• **Exercise directions**
Take the line that contains "Give me a plain-text" as the first line and the final line of the records as the last; return exactly those lines and the lines between.

****************

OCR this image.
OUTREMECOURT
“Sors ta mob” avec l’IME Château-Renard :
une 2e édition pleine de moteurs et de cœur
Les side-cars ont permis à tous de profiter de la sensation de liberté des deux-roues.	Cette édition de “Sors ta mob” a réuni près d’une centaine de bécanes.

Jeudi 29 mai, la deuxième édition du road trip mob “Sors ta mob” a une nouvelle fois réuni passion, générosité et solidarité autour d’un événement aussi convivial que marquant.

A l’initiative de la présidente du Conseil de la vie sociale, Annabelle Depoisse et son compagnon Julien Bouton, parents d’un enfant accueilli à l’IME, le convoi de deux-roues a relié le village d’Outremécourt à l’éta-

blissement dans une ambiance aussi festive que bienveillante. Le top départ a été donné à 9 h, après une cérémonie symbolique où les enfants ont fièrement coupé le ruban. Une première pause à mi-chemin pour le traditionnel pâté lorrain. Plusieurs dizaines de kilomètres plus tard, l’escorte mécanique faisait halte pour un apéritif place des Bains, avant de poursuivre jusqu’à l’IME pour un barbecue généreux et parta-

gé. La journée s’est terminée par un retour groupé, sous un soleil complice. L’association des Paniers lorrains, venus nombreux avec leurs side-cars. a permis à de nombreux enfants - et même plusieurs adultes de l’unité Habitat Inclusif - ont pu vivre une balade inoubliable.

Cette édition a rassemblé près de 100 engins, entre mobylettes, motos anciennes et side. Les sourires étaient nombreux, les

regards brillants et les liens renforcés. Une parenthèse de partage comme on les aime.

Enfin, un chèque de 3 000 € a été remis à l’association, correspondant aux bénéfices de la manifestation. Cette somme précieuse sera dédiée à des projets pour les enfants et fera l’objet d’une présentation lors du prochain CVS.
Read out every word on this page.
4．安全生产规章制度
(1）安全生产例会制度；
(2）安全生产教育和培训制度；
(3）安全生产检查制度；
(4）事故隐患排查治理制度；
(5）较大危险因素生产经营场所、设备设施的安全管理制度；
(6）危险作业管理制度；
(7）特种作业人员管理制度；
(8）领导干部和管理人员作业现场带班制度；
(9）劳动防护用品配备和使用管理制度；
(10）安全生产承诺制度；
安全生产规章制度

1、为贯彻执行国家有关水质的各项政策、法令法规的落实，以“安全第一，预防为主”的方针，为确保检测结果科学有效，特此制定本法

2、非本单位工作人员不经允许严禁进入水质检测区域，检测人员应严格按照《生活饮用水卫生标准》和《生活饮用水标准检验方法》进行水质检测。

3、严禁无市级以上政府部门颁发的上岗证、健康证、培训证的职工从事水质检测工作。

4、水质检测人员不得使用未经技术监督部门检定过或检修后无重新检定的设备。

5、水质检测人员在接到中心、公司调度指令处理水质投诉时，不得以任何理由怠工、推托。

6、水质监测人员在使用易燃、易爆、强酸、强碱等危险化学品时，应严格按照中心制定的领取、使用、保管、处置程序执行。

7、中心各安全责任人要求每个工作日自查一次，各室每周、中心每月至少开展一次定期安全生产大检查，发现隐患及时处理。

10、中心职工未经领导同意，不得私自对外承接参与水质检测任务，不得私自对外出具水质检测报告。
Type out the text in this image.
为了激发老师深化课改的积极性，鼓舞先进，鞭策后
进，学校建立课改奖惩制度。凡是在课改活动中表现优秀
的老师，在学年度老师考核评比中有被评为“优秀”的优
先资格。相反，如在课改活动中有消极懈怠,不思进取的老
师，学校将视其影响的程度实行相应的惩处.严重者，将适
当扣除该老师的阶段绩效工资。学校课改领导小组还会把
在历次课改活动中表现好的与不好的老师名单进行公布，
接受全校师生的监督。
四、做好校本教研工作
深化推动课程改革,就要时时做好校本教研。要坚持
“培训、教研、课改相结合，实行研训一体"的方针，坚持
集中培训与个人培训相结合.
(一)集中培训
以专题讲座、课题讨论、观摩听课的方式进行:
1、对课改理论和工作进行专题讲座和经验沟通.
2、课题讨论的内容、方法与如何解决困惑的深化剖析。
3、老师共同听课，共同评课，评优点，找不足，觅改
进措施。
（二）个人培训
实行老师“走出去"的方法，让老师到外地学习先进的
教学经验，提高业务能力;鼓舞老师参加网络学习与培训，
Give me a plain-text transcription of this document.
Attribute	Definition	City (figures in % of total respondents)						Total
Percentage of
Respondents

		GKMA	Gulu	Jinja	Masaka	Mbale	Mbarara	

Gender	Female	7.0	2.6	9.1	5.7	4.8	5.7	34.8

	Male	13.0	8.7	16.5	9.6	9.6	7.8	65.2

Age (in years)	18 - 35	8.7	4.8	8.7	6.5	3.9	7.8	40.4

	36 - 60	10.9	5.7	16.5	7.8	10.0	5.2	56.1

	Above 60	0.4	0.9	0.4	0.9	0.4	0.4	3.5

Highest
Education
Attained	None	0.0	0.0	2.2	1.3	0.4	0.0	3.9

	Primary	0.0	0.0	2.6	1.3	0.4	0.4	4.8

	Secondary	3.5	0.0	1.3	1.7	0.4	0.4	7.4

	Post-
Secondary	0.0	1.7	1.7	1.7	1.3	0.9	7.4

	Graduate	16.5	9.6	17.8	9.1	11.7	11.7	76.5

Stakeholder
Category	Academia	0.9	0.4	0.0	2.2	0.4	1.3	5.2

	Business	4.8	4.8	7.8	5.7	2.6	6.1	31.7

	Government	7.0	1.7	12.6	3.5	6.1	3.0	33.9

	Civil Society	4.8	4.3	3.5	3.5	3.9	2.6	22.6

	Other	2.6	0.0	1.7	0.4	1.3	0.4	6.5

****************

• **Complete response**
Give me a plain-text transcription of this document.
Attribute	Definition	City (figures in % of total respondents)						Total
Percentage of
Respondents

		GKMA	Gulu	Jinja	Masaka	Mbale	Mbarara	

Gender	Female	7.0	2.6	9.1	5.7	4.8	5.7	34.8

	Male	13.0	8.7	16.5	9.6	9.6	7.8	65.2

Age (in years)	18 - 35	8.7	4.8	8.7	6.5	3.9	7.8	40.4

	36 - 60	10.9	5.7	16.5	7.8	10.0	5.2	56.1

	Above 60	0.4	0.9	0.4	0.9	0.4	0.4	3.5

Highest
Education
Attained	None	0.0	0.0	2.2	1.3	0.4	0.0	3.9

	Primary	0.0	0.0	2.6	1.3	0.4	0.4	4.8

	Secondary	3.5	0.0	1.3	1.7	0.4	0.4	7.4

	Post-
Secondary	0.0	1.7	1.7	1.7	1.3	0.9	7.4

	Graduate	16.5	9.6	17.8	9.1	11.7	11.7	76.5

Stakeholder
Category	Academia	0.9	0.4	0.0	2.2	0.4	1.3	5.2

	Business	4.8	4.8	7.8	5.7	2.6	6.1	31.7

	Government	7.0	1.7	12.6	3.5	6.1	3.0	33.9

	Civil Society	4.8	4.3	3.5	3.5	3.9	2.6	22.6

	Other	2.6	0.0	1.7	0.4	1.3	0.4	6.5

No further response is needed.